- _GIVEN REQUEST_
Reproduce every line of the material below verbatim, omitting the pictures.

**** RECORDS FOR THIS EXERCISE ****

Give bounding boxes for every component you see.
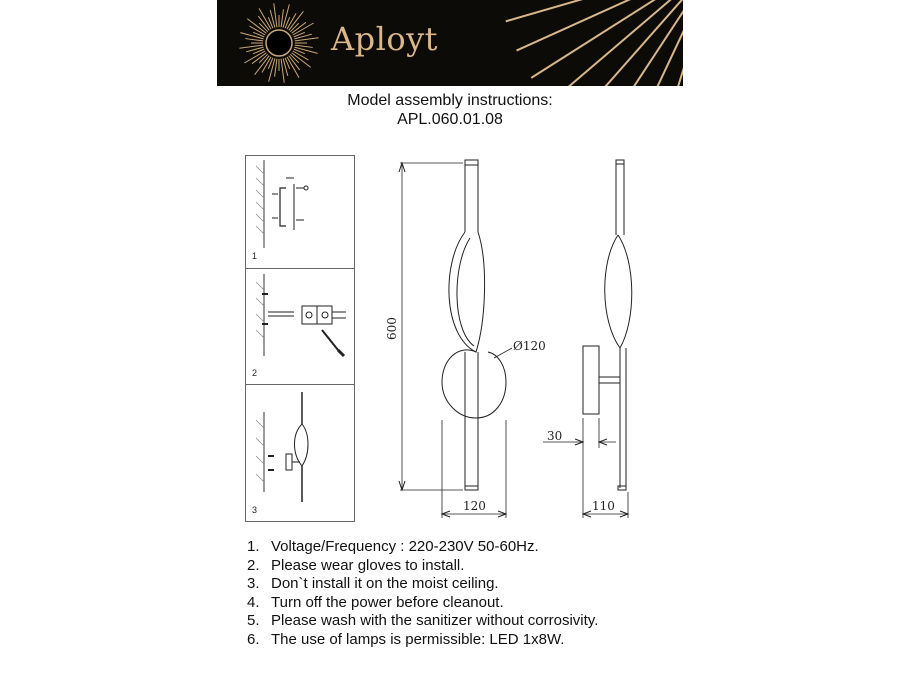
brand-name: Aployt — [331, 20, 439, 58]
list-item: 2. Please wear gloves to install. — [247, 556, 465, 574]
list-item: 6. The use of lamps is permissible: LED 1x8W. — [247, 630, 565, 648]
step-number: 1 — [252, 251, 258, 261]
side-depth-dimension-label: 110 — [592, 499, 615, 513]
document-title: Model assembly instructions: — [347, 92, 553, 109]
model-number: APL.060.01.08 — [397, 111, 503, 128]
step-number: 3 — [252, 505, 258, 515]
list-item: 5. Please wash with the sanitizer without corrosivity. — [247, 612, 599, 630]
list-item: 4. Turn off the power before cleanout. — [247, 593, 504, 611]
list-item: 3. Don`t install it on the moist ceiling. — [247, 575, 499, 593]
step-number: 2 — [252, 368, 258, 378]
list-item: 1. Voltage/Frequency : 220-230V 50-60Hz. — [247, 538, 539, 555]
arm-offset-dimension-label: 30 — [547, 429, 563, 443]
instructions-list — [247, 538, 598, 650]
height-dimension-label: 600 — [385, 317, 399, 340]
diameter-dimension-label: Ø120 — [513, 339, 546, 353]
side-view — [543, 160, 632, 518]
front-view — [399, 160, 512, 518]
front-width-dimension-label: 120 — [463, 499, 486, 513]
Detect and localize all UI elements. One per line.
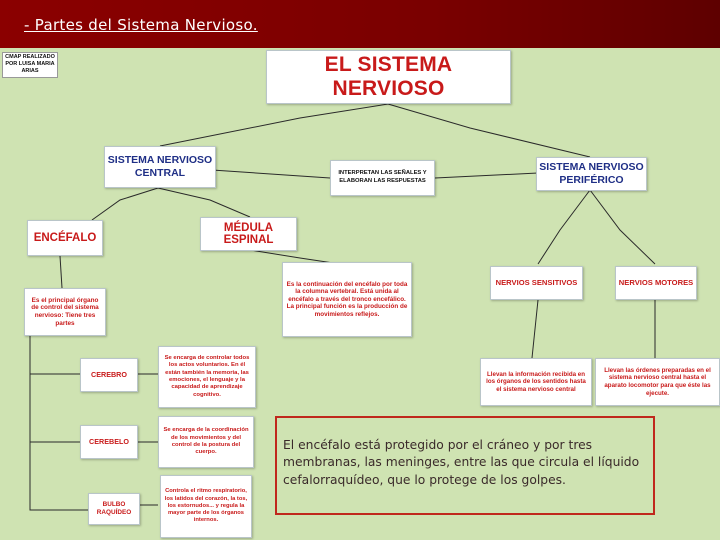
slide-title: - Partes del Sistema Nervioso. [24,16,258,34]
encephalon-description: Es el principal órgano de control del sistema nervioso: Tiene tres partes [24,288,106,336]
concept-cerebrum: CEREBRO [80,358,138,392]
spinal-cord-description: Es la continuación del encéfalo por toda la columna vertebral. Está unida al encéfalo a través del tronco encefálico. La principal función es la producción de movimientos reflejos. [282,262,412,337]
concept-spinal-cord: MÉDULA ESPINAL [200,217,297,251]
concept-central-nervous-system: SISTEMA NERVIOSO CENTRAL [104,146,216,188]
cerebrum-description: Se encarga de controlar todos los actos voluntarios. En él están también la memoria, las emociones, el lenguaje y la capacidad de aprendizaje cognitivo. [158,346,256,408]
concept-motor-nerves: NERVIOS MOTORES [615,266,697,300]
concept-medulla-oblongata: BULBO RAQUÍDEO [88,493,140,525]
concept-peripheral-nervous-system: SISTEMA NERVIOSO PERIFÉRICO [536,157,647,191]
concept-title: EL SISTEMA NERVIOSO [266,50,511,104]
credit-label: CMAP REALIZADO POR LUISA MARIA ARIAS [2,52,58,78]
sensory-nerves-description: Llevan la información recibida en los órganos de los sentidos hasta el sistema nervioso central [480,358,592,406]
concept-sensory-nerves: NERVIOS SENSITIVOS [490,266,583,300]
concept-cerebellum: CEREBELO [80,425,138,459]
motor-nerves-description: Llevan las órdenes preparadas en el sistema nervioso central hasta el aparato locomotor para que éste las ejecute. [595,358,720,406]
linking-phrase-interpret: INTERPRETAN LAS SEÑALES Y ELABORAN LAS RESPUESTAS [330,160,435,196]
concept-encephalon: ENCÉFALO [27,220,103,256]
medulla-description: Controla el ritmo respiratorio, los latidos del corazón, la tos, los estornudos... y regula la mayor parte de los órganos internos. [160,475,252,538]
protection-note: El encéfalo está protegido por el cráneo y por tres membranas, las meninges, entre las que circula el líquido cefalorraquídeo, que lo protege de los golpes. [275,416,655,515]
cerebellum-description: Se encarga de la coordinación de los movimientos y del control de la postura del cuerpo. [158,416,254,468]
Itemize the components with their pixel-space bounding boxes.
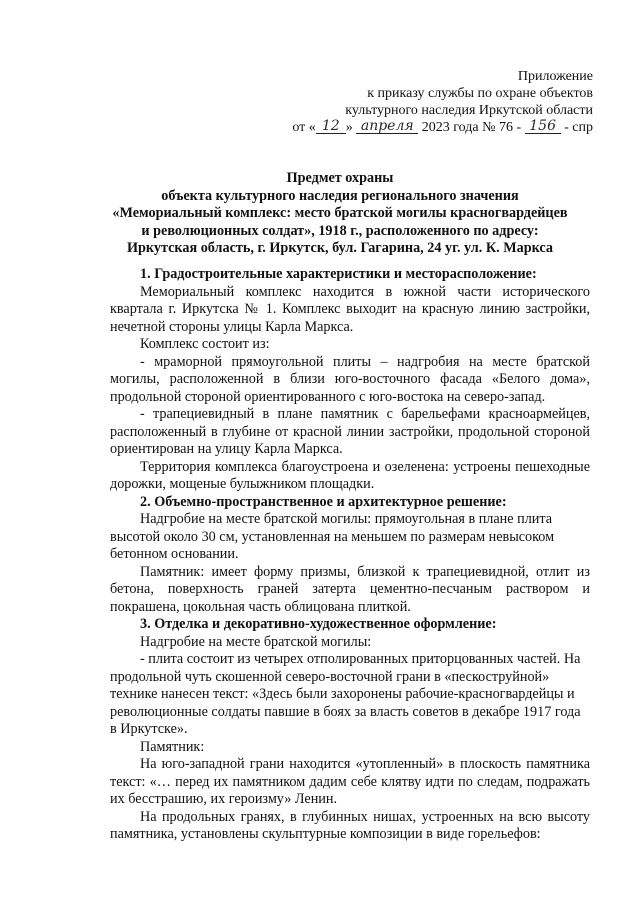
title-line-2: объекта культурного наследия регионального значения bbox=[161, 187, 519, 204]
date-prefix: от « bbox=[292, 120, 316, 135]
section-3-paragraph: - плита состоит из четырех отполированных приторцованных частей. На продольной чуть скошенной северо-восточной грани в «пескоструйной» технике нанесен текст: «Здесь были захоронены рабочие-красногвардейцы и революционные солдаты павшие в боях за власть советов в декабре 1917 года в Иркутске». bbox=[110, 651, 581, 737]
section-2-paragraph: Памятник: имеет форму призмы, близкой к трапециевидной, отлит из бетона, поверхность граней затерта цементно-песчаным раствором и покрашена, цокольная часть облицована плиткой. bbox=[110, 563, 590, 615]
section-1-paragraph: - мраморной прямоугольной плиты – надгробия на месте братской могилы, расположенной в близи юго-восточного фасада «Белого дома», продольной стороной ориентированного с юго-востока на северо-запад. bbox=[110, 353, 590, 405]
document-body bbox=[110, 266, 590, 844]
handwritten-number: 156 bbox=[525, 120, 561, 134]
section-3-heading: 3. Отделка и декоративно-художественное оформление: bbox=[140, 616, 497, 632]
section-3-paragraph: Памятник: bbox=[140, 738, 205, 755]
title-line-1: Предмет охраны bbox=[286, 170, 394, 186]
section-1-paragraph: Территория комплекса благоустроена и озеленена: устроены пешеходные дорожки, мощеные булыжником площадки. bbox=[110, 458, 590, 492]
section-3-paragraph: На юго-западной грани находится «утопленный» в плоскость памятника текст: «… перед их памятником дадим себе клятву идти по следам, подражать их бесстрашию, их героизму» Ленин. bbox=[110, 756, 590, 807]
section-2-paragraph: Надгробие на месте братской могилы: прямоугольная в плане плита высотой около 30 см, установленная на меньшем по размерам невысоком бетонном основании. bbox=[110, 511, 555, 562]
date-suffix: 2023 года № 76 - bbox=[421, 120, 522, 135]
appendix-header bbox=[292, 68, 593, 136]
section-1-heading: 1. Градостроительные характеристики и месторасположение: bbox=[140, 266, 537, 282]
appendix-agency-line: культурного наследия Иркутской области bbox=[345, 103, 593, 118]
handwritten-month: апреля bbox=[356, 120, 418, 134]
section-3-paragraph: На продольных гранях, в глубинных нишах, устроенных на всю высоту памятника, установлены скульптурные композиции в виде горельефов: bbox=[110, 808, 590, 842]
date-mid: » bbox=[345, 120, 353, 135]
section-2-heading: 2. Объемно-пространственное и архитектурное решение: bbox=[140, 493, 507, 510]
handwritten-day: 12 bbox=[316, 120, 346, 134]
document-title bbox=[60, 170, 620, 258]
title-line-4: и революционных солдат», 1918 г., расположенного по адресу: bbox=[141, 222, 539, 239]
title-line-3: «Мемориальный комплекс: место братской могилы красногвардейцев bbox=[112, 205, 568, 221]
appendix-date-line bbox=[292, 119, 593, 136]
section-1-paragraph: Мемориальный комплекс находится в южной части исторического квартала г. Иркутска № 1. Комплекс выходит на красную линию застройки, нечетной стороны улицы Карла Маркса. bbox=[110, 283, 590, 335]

****

- _OUTPUT FOR THIS EXERCISE_
Give bounding boxes for every component you see.
brand-name: Aployt — [331, 20, 439, 58]
list-item: 2. Please wear gloves to install. — [247, 556, 465, 574]
list-item: 6. The use of lamps is permissible: LED 1x8W. — [247, 630, 565, 648]
step-number: 1 — [252, 251, 258, 261]
side-depth-dimension-label: 110 — [592, 499, 615, 513]
document-title: Model assembly instructions: — [347, 92, 553, 109]
model-number: APL.060.01.08 — [397, 111, 503, 128]
step-number: 3 — [252, 505, 258, 515]
list-item: 5. Please wash with the sanitizer without corrosivity. — [247, 612, 599, 630]
list-item: 4. Turn off the power before cleanout. — [247, 593, 504, 611]
list-item: 3. Don`t install it on the moist ceiling. — [247, 575, 499, 593]
step-number: 2 — [252, 368, 258, 378]
list-item: 1. Voltage/Frequency : 220-230V 50-60Hz. — [247, 538, 539, 555]
arm-offset-dimension-label: 30 — [547, 429, 563, 443]
instructions-list — [247, 538, 598, 650]
height-dimension-label: 600 — [385, 317, 399, 340]
diameter-dimension-label: Ø120 — [513, 339, 546, 353]
side-view — [543, 160, 632, 518]
front-view — [399, 160, 512, 518]
front-width-dimension-label: 120 — [463, 499, 486, 513]
Detect and localize all UI elements. One per line.
slide-title: - Partes del Sistema Nervioso. [24,16,258,34]
encephalon-description: Es el principal órgano de control del sistema nervioso: Tiene tres partes [24,288,106,336]
concept-cerebrum: CEREBRO [80,358,138,392]
spinal-cord-description: Es la continuación del encéfalo por toda la columna vertebral. Está unida al encéfalo a través del tronco encefálico. La principal función es la producción de movimientos reflejos. [282,262,412,337]
concept-spinal-cord: MÉDULA ESPINAL [200,217,297,251]
concept-central-nervous-system: SISTEMA NERVIOSO CENTRAL [104,146,216,188]
cerebrum-description: Se encarga de controlar todos los actos voluntarios. En él están también la memoria, las emociones, el lenguaje y la capacidad de aprendizaje cognitivo. [158,346,256,408]
concept-motor-nerves: NERVIOS MOTORES [615,266,697,300]
concept-medulla-oblongata: BULBO RAQUÍDEO [88,493,140,525]
concept-peripheral-nervous-system: SISTEMA NERVIOSO PERIFÉRICO [536,157,647,191]
concept-title: EL SISTEMA NERVIOSO [266,50,511,104]
credit-label: CMAP REALIZADO POR LUISA MARIA ARIAS [2,52,58,78]
sensory-nerves-description: Llevan la información recibida en los órganos de los sentidos hasta el sistema nervioso central [480,358,592,406]
concept-sensory-nerves: NERVIOS SENSITIVOS [490,266,583,300]
concept-cerebellum: CEREBELO [80,425,138,459]
motor-nerves-description: Llevan las órdenes preparadas en el sistema nervioso central hasta el aparato locomotor para que éste las ejecute. [595,358,720,406]
linking-phrase-interpret: INTERPRETAN LAS SEÑALES Y ELABORAN LAS RESPUESTAS [330,160,435,196]
concept-encephalon: ENCÉFALO [27,220,103,256]
medulla-description: Controla el ritmo respiratorio, los latidos del corazón, la tos, los estornudos... y regula la mayor parte de los órganos internos. [160,475,252,538]
protection-note: El encéfalo está protegido por el cráneo y por tres membranas, las meninges, entre las que circula el líquido cefalorraquídeo, que lo protege de los golpes. [275,416,655,515]
cerebellum-description: Se encarga de la coordinación de los movimientos y del control de la postura del cuerpo. [158,416,254,468]
Itemize the components with their pixel-space bounding boxes.
title-line-2: объекта культурного наследия регионального значения bbox=[161, 187, 519, 204]
date-prefix: от « bbox=[292, 120, 316, 135]
section-3-paragraph: - плита состоит из четырех отполированных приторцованных частей. На продольной чуть скошенной северо-восточной грани в «пескоструйной» технике нанесен текст: «Здесь были захоронены рабочие-красногвардейцы и революционные солдаты павшие в боях за власть советов в декабре 1917 года в Иркутске». bbox=[110, 651, 581, 737]
section-2-paragraph: Памятник: имеет форму призмы, близкой к трапециевидной, отлит из бетона, поверхность граней затерта цементно-песчаным раствором и покрашена, цокольная часть облицована плиткой. bbox=[110, 563, 590, 615]
section-1-paragraph: - мраморной прямоугольной плиты – надгробия на месте братской могилы, расположенной в близи юго-восточного фасада «Белого дома», продольной стороной ориентированного с юго-востока на северо-запад. bbox=[110, 353, 590, 405]
document-body bbox=[110, 266, 590, 844]
handwritten-number: 156 bbox=[525, 120, 561, 134]
section-3-heading: 3. Отделка и декоративно-художественное оформление: bbox=[140, 616, 497, 632]
section-3-paragraph: Памятник: bbox=[140, 738, 205, 755]
title-line-1: Предмет охраны bbox=[286, 170, 394, 186]
section-1-paragraph: Территория комплекса благоустроена и озеленена: устроены пешеходные дорожки, мощеные булыжником площадки. bbox=[110, 458, 590, 492]
section-3-paragraph: На юго-западной грани находится «утопленный» в плоскость памятника текст: «… перед их памятником дадим себе клятву идти по следам, подражать их бесстрашию, их героизму» Ленин. bbox=[110, 756, 590, 807]
section-2-paragraph: Надгробие на месте братской могилы: прямоугольная в плане плита высотой около 30 см, установленная на меньшем по размерам невысоком бетонном основании. bbox=[110, 511, 555, 562]
date-suffix: 2023 года № 76 - bbox=[421, 120, 522, 135]
appendix-header bbox=[292, 68, 593, 136]
section-1-heading: 1. Градостроительные характеристики и месторасположение: bbox=[140, 266, 537, 282]
appendix-agency-line: культурного наследия Иркутской области bbox=[345, 103, 593, 118]
handwritten-month: апреля bbox=[356, 120, 418, 134]
section-3-paragraph: На продольных гранях, в глубинных нишах, устроенных на всю высоту памятника, установлены скульптурные композиции в виде горельефов: bbox=[110, 808, 590, 842]
date-mid: » bbox=[345, 120, 353, 135]
section-2-heading: 2. Объемно-пространственное и архитектурное решение: bbox=[140, 493, 507, 510]
handwritten-day: 12 bbox=[316, 120, 346, 134]
document-title bbox=[60, 170, 620, 258]
title-line-4: и революционных солдат», 1918 г., расположенного по адресу: bbox=[141, 222, 539, 239]
title-line-3: «Мемориальный комплекс: место братской могилы красногвардейцев bbox=[112, 205, 568, 221]
appendix-date-line bbox=[292, 119, 593, 136]
section-1-paragraph: Мемориальный комплекс находится в южной части исторического квартала г. Иркутска № 1. Комплекс выходит на красную линию застройки, нечетной стороны улицы Карла Маркса. bbox=[110, 283, 590, 335]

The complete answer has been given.